EXERCISE AIM » Wherever a line holds the word "xlabel", copy that line out.

— START —

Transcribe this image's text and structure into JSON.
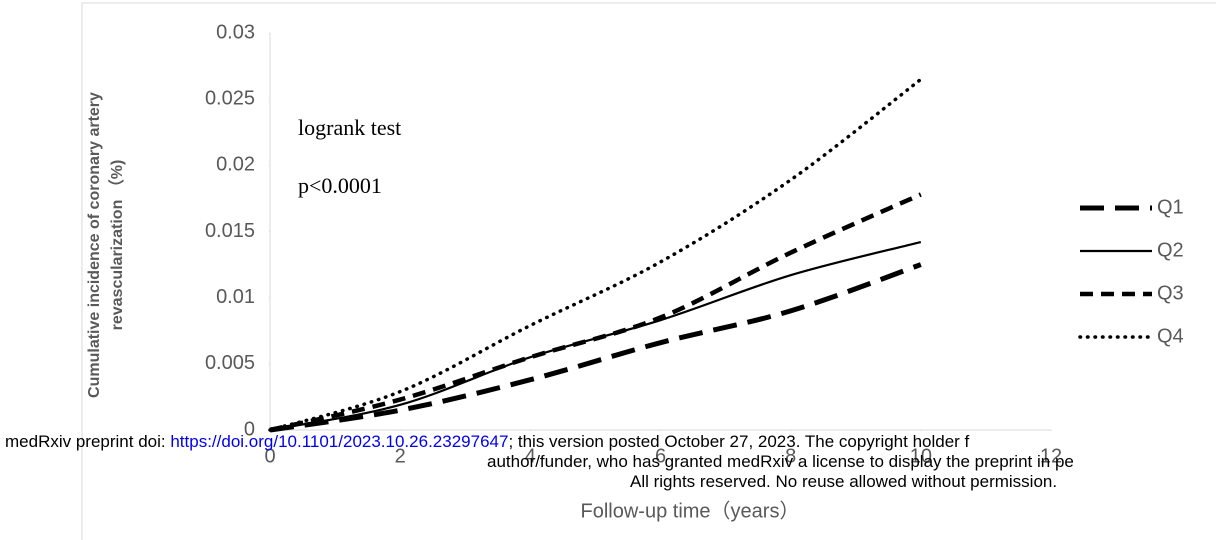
{
  "chart_data": {
    "type": "line",
    "ylabel": [
      "Cumulative incidence of  coronary artery",
      "revascularization （%)"
    ],
    "xlabel": "Follow-up time（years）",
    "annotations": [
      "logrank test",
      "p<0.0001"
    ],
    "x": [
      0,
      2,
      4,
      6,
      8,
      10
    ],
    "series": [
      {
        "name": "Q1",
        "color": "#000000",
        "dash": "long-dash",
        "values": [
          0,
          0.0015,
          0.0038,
          0.0066,
          0.009,
          0.0125
        ]
      },
      {
        "name": "Q2",
        "color": "#000000",
        "dash": "solid",
        "values": [
          0,
          0.0019,
          0.0055,
          0.0083,
          0.0117,
          0.0142
        ]
      },
      {
        "name": "Q3",
        "color": "#000000",
        "dash": "dash",
        "values": [
          0,
          0.0023,
          0.0055,
          0.0085,
          0.0134,
          0.0178
        ]
      },
      {
        "name": "Q4",
        "color": "#000000",
        "dash": "dot",
        "values": [
          0,
          0.0029,
          0.0079,
          0.0127,
          0.0189,
          0.0265
        ]
      }
    ],
    "xlim": [
      0,
      12
    ],
    "xticks": [
      0,
      2,
      4,
      6,
      8,
      10,
      12
    ],
    "ylim": [
      0,
      0.03
    ],
    "yticks": [
      0,
      0.005,
      0.01,
      0.015,
      0.02,
      0.025,
      0.03
    ],
    "legend": "right",
    "overlay": {
      "prefix": "medRxiv preprint doi: ",
      "link": "https://doi.org/10.1101/2023.10.26.23297647",
      "suffix": "; this version posted October 27, 2023. The copyright holder f",
      "line2": "author/funder, who has granted medRxiv a license to display the preprint in pe",
      "line3": "All rights reserved. No reuse allowed without permission."
    }
  }
}
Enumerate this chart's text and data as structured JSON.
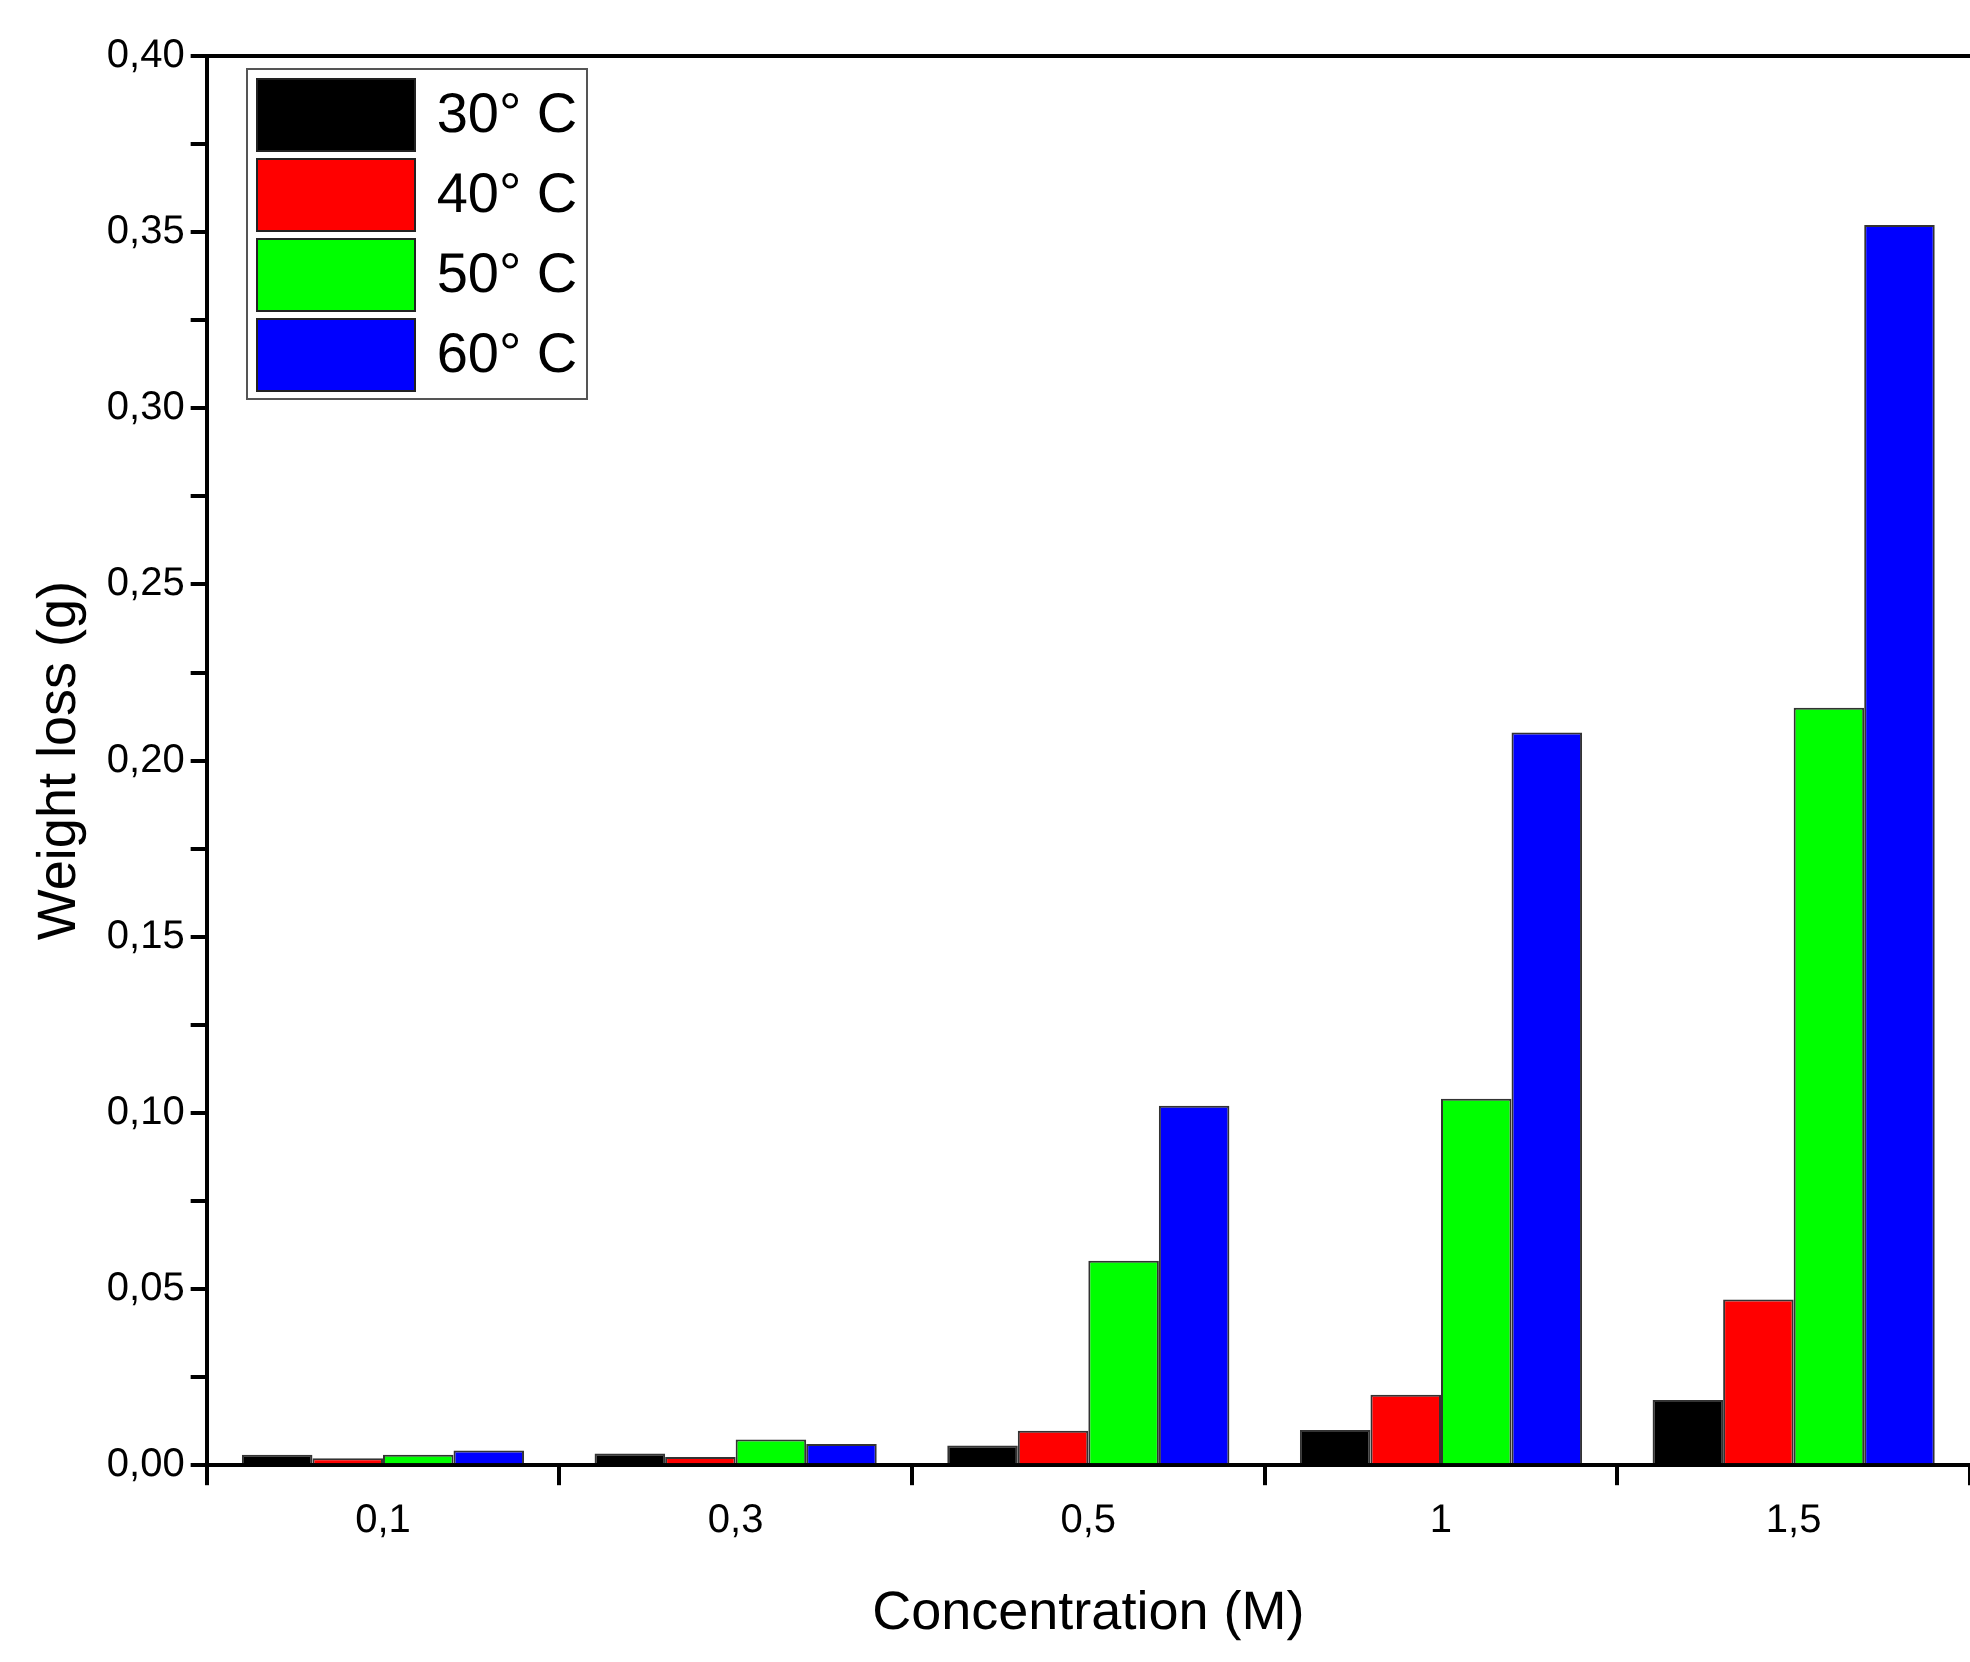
{
  "chart_data": {
    "type": "bar",
    "xlabel": "Concentration (M)",
    "ylabel": "Weight loss (g)",
    "categories": [
      "0,1",
      "0,3",
      "0,5",
      "1",
      "1,5"
    ],
    "series": [
      {
        "name": "30° C",
        "color": "#000000",
        "values": [
          0.003,
          0.0033,
          0.0056,
          0.01,
          0.0185
        ]
      },
      {
        "name": "40° C",
        "color": "#ff0000",
        "values": [
          0.002,
          0.0023,
          0.0098,
          0.02,
          0.047
        ]
      },
      {
        "name": "50° C",
        "color": "#00ff00",
        "values": [
          0.003,
          0.0073,
          0.058,
          0.104,
          0.215
        ]
      },
      {
        "name": "60° C",
        "color": "#0000ff",
        "values": [
          0.0042,
          0.006,
          0.102,
          0.208,
          0.352
        ]
      }
    ],
    "ylim": [
      0,
      0.4
    ],
    "yticks": [
      {
        "value": 0,
        "label": "0,00"
      },
      {
        "value": 0.025,
        "label": null
      },
      {
        "value": 0.05,
        "label": "0,05"
      },
      {
        "value": 0.075,
        "label": null
      },
      {
        "value": 0.1,
        "label": "0,10"
      },
      {
        "value": 0.125,
        "label": null
      },
      {
        "value": 0.15,
        "label": "0,15"
      },
      {
        "value": 0.175,
        "label": null
      },
      {
        "value": 0.2,
        "label": "0,20"
      },
      {
        "value": 0.225,
        "label": null
      },
      {
        "value": 0.25,
        "label": "0,25"
      },
      {
        "value": 0.275,
        "label": null
      },
      {
        "value": 0.3,
        "label": "0,30"
      },
      {
        "value": 0.325,
        "label": null
      },
      {
        "value": 0.35,
        "label": "0,35"
      },
      {
        "value": 0.375,
        "label": null
      },
      {
        "value": 0.4,
        "label": "0,40"
      }
    ],
    "grid": false,
    "legend": "top left"
  }
}
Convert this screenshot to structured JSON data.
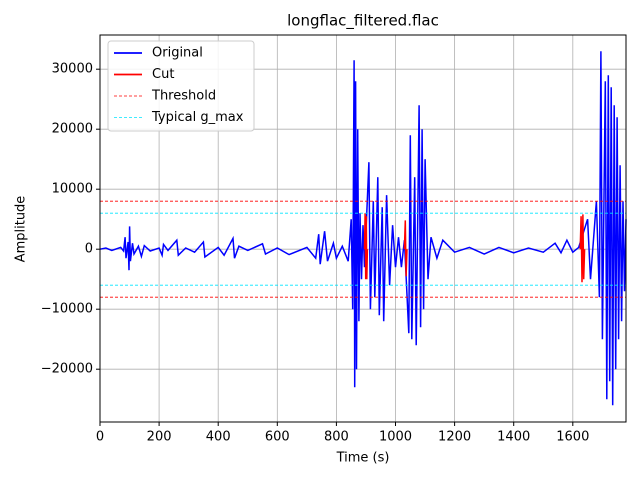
{
  "chart_data": {
    "type": "line",
    "title": "longflac_filtered.flac",
    "xlabel": "Time (s)",
    "ylabel": "Amplitude",
    "xlim": [
      0,
      1780
    ],
    "ylim": [
      -28800,
      35700
    ],
    "xticks": [
      0,
      200,
      400,
      600,
      800,
      1000,
      1200,
      1400,
      1600
    ],
    "yticks": [
      {
        "value": -20000,
        "label": "−20000"
      },
      {
        "value": -10000,
        "label": "−10000"
      },
      0,
      10000,
      20000,
      30000
    ],
    "grid": true,
    "legend": "upper left",
    "series": [
      {
        "name": "Original",
        "color": "#0000ff",
        "style": "solid",
        "x": [
          0,
          20,
          40,
          70,
          80,
          85,
          88,
          95,
          98,
          100,
          103,
          110,
          115,
          130,
          140,
          150,
          170,
          200,
          210,
          215,
          230,
          260,
          265,
          290,
          320,
          350,
          355,
          400,
          420,
          450,
          455,
          470,
          500,
          550,
          560,
          600,
          640,
          700,
          730,
          740,
          745,
          760,
          770,
          790,
          800,
          820,
          840,
          850,
          855,
          860,
          862,
          865,
          868,
          872,
          876,
          880,
          885,
          890,
          895,
          910,
          915,
          925,
          930,
          940,
          945,
          955,
          960,
          970,
          980,
          990,
          1000,
          1010,
          1020,
          1030,
          1045,
          1050,
          1055,
          1065,
          1070,
          1080,
          1085,
          1090,
          1095,
          1100,
          1110,
          1120,
          1140,
          1160,
          1200,
          1250,
          1300,
          1350,
          1400,
          1450,
          1500,
          1540,
          1560,
          1580,
          1600,
          1620,
          1650,
          1660,
          1680,
          1690,
          1695,
          1700,
          1710,
          1715,
          1720,
          1725,
          1730,
          1735,
          1740,
          1745,
          1750,
          1755,
          1760,
          1765,
          1770,
          1775,
          1780
        ],
        "values": [
          0,
          200,
          -200,
          300,
          -300,
          2000,
          -1500,
          1200,
          -3500,
          3800,
          -2000,
          1000,
          -800,
          500,
          -1200,
          600,
          -300,
          200,
          -1000,
          800,
          -200,
          1500,
          -1000,
          200,
          -500,
          1200,
          -1300,
          300,
          -1000,
          1800,
          -1500,
          500,
          -200,
          900,
          -800,
          200,
          -900,
          300,
          -1500,
          2500,
          -2500,
          3000,
          -2000,
          1000,
          -1500,
          500,
          -2000,
          5000,
          -10000,
          31500,
          -23000,
          28000,
          -20000,
          20000,
          -12000,
          6000,
          -5000,
          4000,
          -3000,
          14500,
          -10000,
          8000,
          -8000,
          12000,
          -11000,
          7000,
          -12000,
          9000,
          -6000,
          4000,
          -3000,
          2000,
          -3000,
          1500,
          -14000,
          19000,
          -15000,
          12000,
          -16000,
          24000,
          -13000,
          20000,
          -10000,
          15000,
          -5000,
          2000,
          -1500,
          1500,
          -500,
          300,
          -800,
          300,
          -600,
          200,
          -500,
          1000,
          -600,
          1500,
          -500,
          300,
          5000,
          -5000,
          8000,
          -8000,
          33000,
          -15000,
          28000,
          -25000,
          29000,
          -22000,
          27000,
          -26000,
          24000,
          -20000,
          22000,
          -15000,
          14000,
          -12000,
          8000,
          -7000,
          5000
        ]
      },
      {
        "name": "Cut",
        "color": "#ff0000",
        "style": "solid",
        "x": [
          895,
          897,
          899,
          901,
          903,
          905,
          null,
          1030,
          1033,
          1036,
          1039,
          null,
          1625,
          1628,
          1631,
          1634,
          1637,
          1640
        ],
        "values": [
          0,
          6000,
          -5000,
          5500,
          -5000,
          0,
          null,
          0,
          4800,
          -4500,
          0,
          null,
          0,
          5500,
          -5500,
          5800,
          -5000,
          0
        ]
      },
      {
        "name": "Threshold",
        "color": "#ff0000",
        "style": "dashed",
        "hlines": [
          8000,
          -8000
        ]
      },
      {
        "name": "Typical g_max",
        "color": "#00e5ff",
        "style": "dashed",
        "hlines": [
          6000,
          -6000
        ]
      }
    ]
  }
}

— END —

ANSWER IN FULL »
    "xlabel": "Follow-up time（years）",
    "xlabel": "Concentration (M)",
    "xlabel": "Time (s)",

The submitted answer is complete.